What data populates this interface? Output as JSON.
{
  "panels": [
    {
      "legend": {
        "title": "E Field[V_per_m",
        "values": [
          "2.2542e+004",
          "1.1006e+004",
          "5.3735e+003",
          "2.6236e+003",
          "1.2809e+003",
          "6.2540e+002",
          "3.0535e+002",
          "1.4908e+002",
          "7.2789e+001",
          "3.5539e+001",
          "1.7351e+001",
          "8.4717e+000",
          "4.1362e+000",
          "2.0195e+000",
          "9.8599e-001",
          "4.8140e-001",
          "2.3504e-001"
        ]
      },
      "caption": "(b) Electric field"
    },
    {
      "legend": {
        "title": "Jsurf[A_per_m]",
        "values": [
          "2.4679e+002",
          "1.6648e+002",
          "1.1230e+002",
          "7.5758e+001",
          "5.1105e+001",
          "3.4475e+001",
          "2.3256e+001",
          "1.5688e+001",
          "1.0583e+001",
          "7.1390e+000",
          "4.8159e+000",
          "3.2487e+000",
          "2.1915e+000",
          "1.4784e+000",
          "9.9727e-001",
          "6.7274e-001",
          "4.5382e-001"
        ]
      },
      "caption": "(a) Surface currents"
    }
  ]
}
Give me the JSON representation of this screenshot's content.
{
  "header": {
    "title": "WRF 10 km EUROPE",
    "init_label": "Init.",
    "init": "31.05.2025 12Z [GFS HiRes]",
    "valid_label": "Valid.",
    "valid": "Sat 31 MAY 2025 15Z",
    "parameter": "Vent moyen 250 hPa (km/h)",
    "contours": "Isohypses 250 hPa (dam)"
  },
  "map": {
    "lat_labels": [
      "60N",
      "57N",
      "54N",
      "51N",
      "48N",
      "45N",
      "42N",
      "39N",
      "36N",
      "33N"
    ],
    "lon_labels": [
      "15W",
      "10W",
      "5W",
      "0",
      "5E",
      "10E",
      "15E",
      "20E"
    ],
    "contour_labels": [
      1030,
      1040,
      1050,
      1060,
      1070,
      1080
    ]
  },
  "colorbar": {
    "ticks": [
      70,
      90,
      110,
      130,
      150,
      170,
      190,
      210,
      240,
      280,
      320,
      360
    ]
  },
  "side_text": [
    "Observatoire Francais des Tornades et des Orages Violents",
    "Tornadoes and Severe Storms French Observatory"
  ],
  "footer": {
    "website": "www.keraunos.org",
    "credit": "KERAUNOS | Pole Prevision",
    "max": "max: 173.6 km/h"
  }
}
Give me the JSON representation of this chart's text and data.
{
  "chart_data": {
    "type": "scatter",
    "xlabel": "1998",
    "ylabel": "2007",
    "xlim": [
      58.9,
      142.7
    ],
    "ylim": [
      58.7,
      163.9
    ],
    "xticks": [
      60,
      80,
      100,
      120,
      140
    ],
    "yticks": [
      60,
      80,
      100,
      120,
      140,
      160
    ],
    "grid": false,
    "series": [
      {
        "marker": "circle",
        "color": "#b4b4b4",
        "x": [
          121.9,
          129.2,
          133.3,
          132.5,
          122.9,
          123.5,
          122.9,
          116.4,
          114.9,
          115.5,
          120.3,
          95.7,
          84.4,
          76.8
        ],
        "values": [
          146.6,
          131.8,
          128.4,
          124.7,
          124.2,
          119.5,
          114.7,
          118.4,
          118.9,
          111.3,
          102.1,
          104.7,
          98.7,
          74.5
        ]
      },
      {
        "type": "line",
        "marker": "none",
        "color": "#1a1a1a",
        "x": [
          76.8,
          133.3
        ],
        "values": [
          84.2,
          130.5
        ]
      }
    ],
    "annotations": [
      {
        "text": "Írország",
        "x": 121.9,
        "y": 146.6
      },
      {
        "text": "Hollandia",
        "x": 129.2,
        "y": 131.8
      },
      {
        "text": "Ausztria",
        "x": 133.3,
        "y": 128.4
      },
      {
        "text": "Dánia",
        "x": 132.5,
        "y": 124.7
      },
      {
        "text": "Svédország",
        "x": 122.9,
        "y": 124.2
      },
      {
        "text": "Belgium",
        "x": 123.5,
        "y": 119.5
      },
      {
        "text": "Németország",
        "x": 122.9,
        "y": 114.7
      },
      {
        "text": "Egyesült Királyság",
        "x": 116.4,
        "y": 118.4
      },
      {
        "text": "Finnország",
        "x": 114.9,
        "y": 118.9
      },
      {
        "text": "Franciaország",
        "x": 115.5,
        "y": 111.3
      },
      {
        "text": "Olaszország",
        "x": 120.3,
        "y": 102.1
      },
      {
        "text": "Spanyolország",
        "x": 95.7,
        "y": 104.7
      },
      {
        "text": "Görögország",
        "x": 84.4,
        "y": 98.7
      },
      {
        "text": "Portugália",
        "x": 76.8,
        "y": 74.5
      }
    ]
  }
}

- Objective -
Your task is to output all of the data above word for word.

- Written response -
What data populates this interface? Output as JSON.
{
  "panels": [
    {
      "legend": {
        "title": "E Field[V_per_m",
        "values": [
          "2.2542e+004",
          "1.1006e+004",
          "5.3735e+003",
          "2.6236e+003",
          "1.2809e+003",
          "6.2540e+002",
          "3.0535e+002",
          "1.4908e+002",
          "7.2789e+001",
          "3.5539e+001",
          "1.7351e+001",
          "8.4717e+000",
          "4.1362e+000",
          "2.0195e+000",
          "9.8599e-001",
          "4.8140e-001",
          "2.3504e-001"
        ]
      },
      "caption": "(b) Electric field"
    },
    {
      "legend": {
        "title": "Jsurf[A_per_m]",
        "values": [
          "2.4679e+002",
          "1.6648e+002",
          "1.1230e+002",
          "7.5758e+001",
          "5.1105e+001",
          "3.4475e+001",
          "2.3256e+001",
          "1.5688e+001",
          "1.0583e+001",
          "7.1390e+000",
          "4.8159e+000",
          "3.2487e+000",
          "2.1915e+000",
          "1.4784e+000",
          "9.9727e-001",
          "6.7274e-001",
          "4.5382e-001"
        ]
      },
      "caption": "(a) Surface currents"
    }
  ]
}
Give me the JSON representation of this screenshot's content.
{
  "header": {
    "title": "WRF 10 km EUROPE",
    "init_label": "Init.",
    "init": "31.05.2025 12Z [GFS HiRes]",
    "valid_label": "Valid.",
    "valid": "Sat 31 MAY 2025 15Z",
    "parameter": "Vent moyen 250 hPa (km/h)",
    "contours": "Isohypses 250 hPa (dam)"
  },
  "map": {
    "lat_labels": [
      "60N",
      "57N",
      "54N",
      "51N",
      "48N",
      "45N",
      "42N",
      "39N",
      "36N",
      "33N"
    ],
    "lon_labels": [
      "15W",
      "10W",
      "5W",
      "0",
      "5E",
      "10E",
      "15E",
      "20E"
    ],
    "contour_labels": [
      1030,
      1040,
      1050,
      1060,
      1070,
      1080
    ]
  },
  "colorbar": {
    "ticks": [
      70,
      90,
      110,
      130,
      150,
      170,
      190,
      210,
      240,
      280,
      320,
      360
    ]
  },
  "side_text": [
    "Observatoire Francais des Tornades et des Orages Violents",
    "Tornadoes and Severe Storms French Observatory"
  ],
  "footer": {
    "website": "www.keraunos.org",
    "credit": "KERAUNOS | Pole Prevision",
    "max": "max: 173.6 km/h"
  }
}
Give me the JSON representation of this chart's text and data.
{
  "chart_data": {
    "type": "scatter",
    "xlabel": "1998",
    "ylabel": "2007",
    "xlim": [
      58.9,
      142.7
    ],
    "ylim": [
      58.7,
      163.9
    ],
    "xticks": [
      60,
      80,
      100,
      120,
      140
    ],
    "yticks": [
      60,
      80,
      100,
      120,
      140,
      160
    ],
    "grid": false,
    "series": [
      {
        "marker": "circle",
        "color": "#b4b4b4",
        "x": [
          121.9,
          129.2,
          133.3,
          132.5,
          122.9,
          123.5,
          122.9,
          116.4,
          114.9,
          115.5,
          120.3,
          95.7,
          84.4,
          76.8
        ],
        "values": [
          146.6,
          131.8,
          128.4,
          124.7,
          124.2,
          119.5,
          114.7,
          118.4,
          118.9,
          111.3,
          102.1,
          104.7,
          98.7,
          74.5
        ]
      },
      {
        "type": "line",
        "marker": "none",
        "color": "#1a1a1a",
        "x": [
          76.8,
          133.3
        ],
        "values": [
          84.2,
          130.5
        ]
      }
    ],
    "annotations": [
      {
        "text": "Írország",
        "x": 121.9,
        "y": 146.6
      },
      {
        "text": "Hollandia",
        "x": 129.2,
        "y": 131.8
      },
      {
        "text": "Ausztria",
        "x": 133.3,
        "y": 128.4
      },
      {
        "text": "Dánia",
        "x": 132.5,
        "y": 124.7
      },
      {
        "text": "Svédország",
        "x": 122.9,
        "y": 124.2
      },
      {
        "text": "Belgium",
        "x": 123.5,
        "y": 119.5
      },
      {
        "text": "Németország",
        "x": 122.9,
        "y": 114.7
      },
      {
        "text": "Egyesült Királyság",
        "x": 116.4,
        "y": 118.4
      },
      {
        "text": "Finnország",
        "x": 114.9,
        "y": 118.9
      },
      {
        "text": "Franciaország",
        "x": 115.5,
        "y": 111.3
      },
      {
        "text": "Olaszország",
        "x": 120.3,
        "y": 102.1
      },
      {
        "text": "Spanyolország",
        "x": 95.7,
        "y": 104.7
      },
      {
        "text": "Görögország",
        "x": 84.4,
        "y": 98.7
      },
      {
        "text": "Portugália",
        "x": 76.8,
        "y": 74.5
      }
    ]
  }
}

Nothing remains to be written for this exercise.